-- Start Dataset entries --

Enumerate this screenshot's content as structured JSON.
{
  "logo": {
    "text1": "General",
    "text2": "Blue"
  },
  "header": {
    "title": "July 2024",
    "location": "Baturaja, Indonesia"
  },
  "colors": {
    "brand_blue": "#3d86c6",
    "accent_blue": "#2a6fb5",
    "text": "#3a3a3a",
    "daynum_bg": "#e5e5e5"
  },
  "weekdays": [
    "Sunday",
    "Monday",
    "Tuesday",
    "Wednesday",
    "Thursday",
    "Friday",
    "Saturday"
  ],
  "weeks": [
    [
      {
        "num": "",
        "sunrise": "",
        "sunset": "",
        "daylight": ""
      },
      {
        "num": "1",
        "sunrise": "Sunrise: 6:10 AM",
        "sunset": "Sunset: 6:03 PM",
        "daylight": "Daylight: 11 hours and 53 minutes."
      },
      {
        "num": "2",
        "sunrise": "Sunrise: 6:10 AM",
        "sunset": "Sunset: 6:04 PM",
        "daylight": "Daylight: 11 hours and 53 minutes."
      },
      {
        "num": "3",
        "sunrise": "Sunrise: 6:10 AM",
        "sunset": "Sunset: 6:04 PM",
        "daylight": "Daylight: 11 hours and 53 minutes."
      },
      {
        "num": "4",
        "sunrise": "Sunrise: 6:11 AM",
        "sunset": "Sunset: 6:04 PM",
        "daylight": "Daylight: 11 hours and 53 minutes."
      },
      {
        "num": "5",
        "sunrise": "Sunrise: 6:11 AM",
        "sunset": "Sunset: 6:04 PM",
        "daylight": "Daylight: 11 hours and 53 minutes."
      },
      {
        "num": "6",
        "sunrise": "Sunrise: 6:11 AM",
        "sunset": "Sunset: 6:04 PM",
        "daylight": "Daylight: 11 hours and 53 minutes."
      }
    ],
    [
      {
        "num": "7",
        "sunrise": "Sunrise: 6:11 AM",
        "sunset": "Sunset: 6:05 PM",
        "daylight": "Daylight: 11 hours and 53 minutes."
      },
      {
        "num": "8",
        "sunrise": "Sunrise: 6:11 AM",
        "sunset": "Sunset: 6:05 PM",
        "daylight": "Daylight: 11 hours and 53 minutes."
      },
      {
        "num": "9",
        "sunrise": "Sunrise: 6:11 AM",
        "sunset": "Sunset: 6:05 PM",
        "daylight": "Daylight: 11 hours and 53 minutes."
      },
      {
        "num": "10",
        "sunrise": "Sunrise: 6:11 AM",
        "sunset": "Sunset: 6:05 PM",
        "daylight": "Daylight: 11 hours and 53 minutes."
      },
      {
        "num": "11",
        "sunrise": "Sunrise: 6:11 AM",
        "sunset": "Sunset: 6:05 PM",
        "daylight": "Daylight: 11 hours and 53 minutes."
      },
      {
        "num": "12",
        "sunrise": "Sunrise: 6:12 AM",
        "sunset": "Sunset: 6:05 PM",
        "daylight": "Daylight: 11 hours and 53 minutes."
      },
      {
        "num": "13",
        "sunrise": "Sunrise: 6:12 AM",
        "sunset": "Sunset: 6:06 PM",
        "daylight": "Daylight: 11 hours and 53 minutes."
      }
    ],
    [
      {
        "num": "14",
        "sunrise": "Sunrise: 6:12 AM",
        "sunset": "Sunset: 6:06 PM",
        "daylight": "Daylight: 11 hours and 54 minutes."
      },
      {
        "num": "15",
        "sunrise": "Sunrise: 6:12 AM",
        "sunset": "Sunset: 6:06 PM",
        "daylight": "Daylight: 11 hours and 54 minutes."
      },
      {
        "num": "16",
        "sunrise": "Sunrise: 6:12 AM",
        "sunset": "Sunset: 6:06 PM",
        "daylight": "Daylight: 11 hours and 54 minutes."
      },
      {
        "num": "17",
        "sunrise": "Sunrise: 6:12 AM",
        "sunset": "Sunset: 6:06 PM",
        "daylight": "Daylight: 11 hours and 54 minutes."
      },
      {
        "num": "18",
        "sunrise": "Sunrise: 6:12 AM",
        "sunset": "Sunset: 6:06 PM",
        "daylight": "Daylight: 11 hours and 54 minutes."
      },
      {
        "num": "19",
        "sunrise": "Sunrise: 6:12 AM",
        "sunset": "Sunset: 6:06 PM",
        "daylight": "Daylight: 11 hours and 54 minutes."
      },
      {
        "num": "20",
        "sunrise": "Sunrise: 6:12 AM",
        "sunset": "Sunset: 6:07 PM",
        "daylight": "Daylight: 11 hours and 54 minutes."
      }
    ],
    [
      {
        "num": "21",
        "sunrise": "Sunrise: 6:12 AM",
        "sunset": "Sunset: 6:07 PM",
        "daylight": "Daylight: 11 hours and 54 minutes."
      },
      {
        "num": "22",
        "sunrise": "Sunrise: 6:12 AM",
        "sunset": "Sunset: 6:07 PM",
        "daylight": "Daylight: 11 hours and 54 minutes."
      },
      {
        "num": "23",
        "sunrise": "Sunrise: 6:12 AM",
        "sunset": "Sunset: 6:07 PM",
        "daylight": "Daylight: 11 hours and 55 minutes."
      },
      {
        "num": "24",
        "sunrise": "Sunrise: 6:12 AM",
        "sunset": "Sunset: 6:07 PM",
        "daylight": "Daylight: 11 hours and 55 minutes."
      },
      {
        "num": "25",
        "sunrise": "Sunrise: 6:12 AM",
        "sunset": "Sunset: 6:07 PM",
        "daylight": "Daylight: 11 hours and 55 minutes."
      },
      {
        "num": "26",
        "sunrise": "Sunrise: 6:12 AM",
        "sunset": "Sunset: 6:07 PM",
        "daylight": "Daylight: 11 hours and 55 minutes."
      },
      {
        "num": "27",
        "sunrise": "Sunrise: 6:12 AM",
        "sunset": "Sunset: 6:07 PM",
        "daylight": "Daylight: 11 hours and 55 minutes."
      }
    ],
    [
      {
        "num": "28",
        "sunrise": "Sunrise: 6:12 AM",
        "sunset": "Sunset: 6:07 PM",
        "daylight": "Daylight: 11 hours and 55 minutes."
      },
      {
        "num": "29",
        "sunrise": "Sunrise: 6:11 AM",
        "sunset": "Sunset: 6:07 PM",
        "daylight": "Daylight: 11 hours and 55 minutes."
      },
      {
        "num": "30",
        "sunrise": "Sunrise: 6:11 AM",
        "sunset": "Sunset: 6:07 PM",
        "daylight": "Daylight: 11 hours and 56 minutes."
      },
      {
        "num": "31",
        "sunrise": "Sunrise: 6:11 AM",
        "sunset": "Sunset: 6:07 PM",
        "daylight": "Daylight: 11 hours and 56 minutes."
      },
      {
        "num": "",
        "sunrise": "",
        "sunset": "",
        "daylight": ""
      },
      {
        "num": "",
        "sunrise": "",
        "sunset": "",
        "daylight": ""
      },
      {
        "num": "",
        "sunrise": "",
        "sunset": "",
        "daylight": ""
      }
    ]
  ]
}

-- End Dataset entries --

Direction: Write out every line from the records above, word for word.

Exercise result:
Enumerate this screenshot's content as structured JSON.
{
  "logo": {
    "text1": "General",
    "text2": "Blue"
  },
  "header": {
    "title": "July 2024",
    "location": "Baturaja, Indonesia"
  },
  "colors": {
    "brand_blue": "#3d86c6",
    "accent_blue": "#2a6fb5",
    "text": "#3a3a3a",
    "daynum_bg": "#e5e5e5"
  },
  "weekdays": [
    "Sunday",
    "Monday",
    "Tuesday",
    "Wednesday",
    "Thursday",
    "Friday",
    "Saturday"
  ],
  "weeks": [
    [
      {
        "num": "",
        "sunrise": "",
        "sunset": "",
        "daylight": ""
      },
      {
        "num": "1",
        "sunrise": "Sunrise: 6:10 AM",
        "sunset": "Sunset: 6:03 PM",
        "daylight": "Daylight: 11 hours and 53 minutes."
      },
      {
        "num": "2",
        "sunrise": "Sunrise: 6:10 AM",
        "sunset": "Sunset: 6:04 PM",
        "daylight": "Daylight: 11 hours and 53 minutes."
      },
      {
        "num": "3",
        "sunrise": "Sunrise: 6:10 AM",
        "sunset": "Sunset: 6:04 PM",
        "daylight": "Daylight: 11 hours and 53 minutes."
      },
      {
        "num": "4",
        "sunrise": "Sunrise: 6:11 AM",
        "sunset": "Sunset: 6:04 PM",
        "daylight": "Daylight: 11 hours and 53 minutes."
      },
      {
        "num": "5",
        "sunrise": "Sunrise: 6:11 AM",
        "sunset": "Sunset: 6:04 PM",
        "daylight": "Daylight: 11 hours and 53 minutes."
      },
      {
        "num": "6",
        "sunrise": "Sunrise: 6:11 AM",
        "sunset": "Sunset: 6:04 PM",
        "daylight": "Daylight: 11 hours and 53 minutes."
      }
    ],
    [
      {
        "num": "7",
        "sunrise": "Sunrise: 6:11 AM",
        "sunset": "Sunset: 6:05 PM",
        "daylight": "Daylight: 11 hours and 53 minutes."
      },
      {
        "num": "8",
        "sunrise": "Sunrise: 6:11 AM",
        "sunset": "Sunset: 6:05 PM",
        "daylight": "Daylight: 11 hours and 53 minutes."
      },
      {
        "num": "9",
        "sunrise": "Sunrise: 6:11 AM",
        "sunset": "Sunset: 6:05 PM",
        "daylight": "Daylight: 11 hours and 53 minutes."
      },
      {
        "num": "10",
        "sunrise": "Sunrise: 6:11 AM",
        "sunset": "Sunset: 6:05 PM",
        "daylight": "Daylight: 11 hours and 53 minutes."
      },
      {
        "num": "11",
        "sunrise": "Sunrise: 6:11 AM",
        "sunset": "Sunset: 6:05 PM",
        "daylight": "Daylight: 11 hours and 53 minutes."
      },
      {
        "num": "12",
        "sunrise": "Sunrise: 6:12 AM",
        "sunset": "Sunset: 6:05 PM",
        "daylight": "Daylight: 11 hours and 53 minutes."
      },
      {
        "num": "13",
        "sunrise": "Sunrise: 6:12 AM",
        "sunset": "Sunset: 6:06 PM",
        "daylight": "Daylight: 11 hours and 53 minutes."
      }
    ],
    [
      {
        "num": "14",
        "sunrise": "Sunrise: 6:12 AM",
        "sunset": "Sunset: 6:06 PM",
        "daylight": "Daylight: 11 hours and 54 minutes."
      },
      {
        "num": "15",
        "sunrise": "Sunrise: 6:12 AM",
        "sunset": "Sunset: 6:06 PM",
        "daylight": "Daylight: 11 hours and 54 minutes."
      },
      {
        "num": "16",
        "sunrise": "Sunrise: 6:12 AM",
        "sunset": "Sunset: 6:06 PM",
        "daylight": "Daylight: 11 hours and 54 minutes."
      },
      {
        "num": "17",
        "sunrise": "Sunrise: 6:12 AM",
        "sunset": "Sunset: 6:06 PM",
        "daylight": "Daylight: 11 hours and 54 minutes."
      },
      {
        "num": "18",
        "sunrise": "Sunrise: 6:12 AM",
        "sunset": "Sunset: 6:06 PM",
        "daylight": "Daylight: 11 hours and 54 minutes."
      },
      {
        "num": "19",
        "sunrise": "Sunrise: 6:12 AM",
        "sunset": "Sunset: 6:06 PM",
        "daylight": "Daylight: 11 hours and 54 minutes."
      },
      {
        "num": "20",
        "sunrise": "Sunrise: 6:12 AM",
        "sunset": "Sunset: 6:07 PM",
        "daylight": "Daylight: 11 hours and 54 minutes."
      }
    ],
    [
      {
        "num": "21",
        "sunrise": "Sunrise: 6:12 AM",
        "sunset": "Sunset: 6:07 PM",
        "daylight": "Daylight: 11 hours and 54 minutes."
      },
      {
        "num": "22",
        "sunrise": "Sunrise: 6:12 AM",
        "sunset": "Sunset: 6:07 PM",
        "daylight": "Daylight: 11 hours and 54 minutes."
      },
      {
        "num": "23",
        "sunrise": "Sunrise: 6:12 AM",
        "sunset": "Sunset: 6:07 PM",
        "daylight": "Daylight: 11 hours and 55 minutes."
      },
      {
        "num": "24",
        "sunrise": "Sunrise: 6:12 AM",
        "sunset": "Sunset: 6:07 PM",
        "daylight": "Daylight: 11 hours and 55 minutes."
      },
      {
        "num": "25",
        "sunrise": "Sunrise: 6:12 AM",
        "sunset": "Sunset: 6:07 PM",
        "daylight": "Daylight: 11 hours and 55 minutes."
      },
      {
        "num": "26",
        "sunrise": "Sunrise: 6:12 AM",
        "sunset": "Sunset: 6:07 PM",
        "daylight": "Daylight: 11 hours and 55 minutes."
      },
      {
        "num": "27",
        "sunrise": "Sunrise: 6:12 AM",
        "sunset": "Sunset: 6:07 PM",
        "daylight": "Daylight: 11 hours and 55 minutes."
      }
    ],
    [
      {
        "num": "28",
        "sunrise": "Sunrise: 6:12 AM",
        "sunset": "Sunset: 6:07 PM",
        "daylight": "Daylight: 11 hours and 55 minutes."
      },
      {
        "num": "29",
        "sunrise": "Sunrise: 6:11 AM",
        "sunset": "Sunset: 6:07 PM",
        "daylight": "Daylight: 11 hours and 55 minutes."
      },
      {
        "num": "30",
        "sunrise": "Sunrise: 6:11 AM",
        "sunset": "Sunset: 6:07 PM",
        "daylight": "Daylight: 11 hours and 56 minutes."
      },
      {
        "num": "31",
        "sunrise": "Sunrise: 6:11 AM",
        "sunset": "Sunset: 6:07 PM",
        "daylight": "Daylight: 11 hours and 56 minutes."
      },
      {
        "num": "",
        "sunrise": "",
        "sunset": "",
        "daylight": ""
      },
      {
        "num": "",
        "sunrise": "",
        "sunset": "",
        "daylight": ""
      },
      {
        "num": "",
        "sunrise": "",
        "sunset": "",
        "daylight": ""
      }
    ]
  ]
}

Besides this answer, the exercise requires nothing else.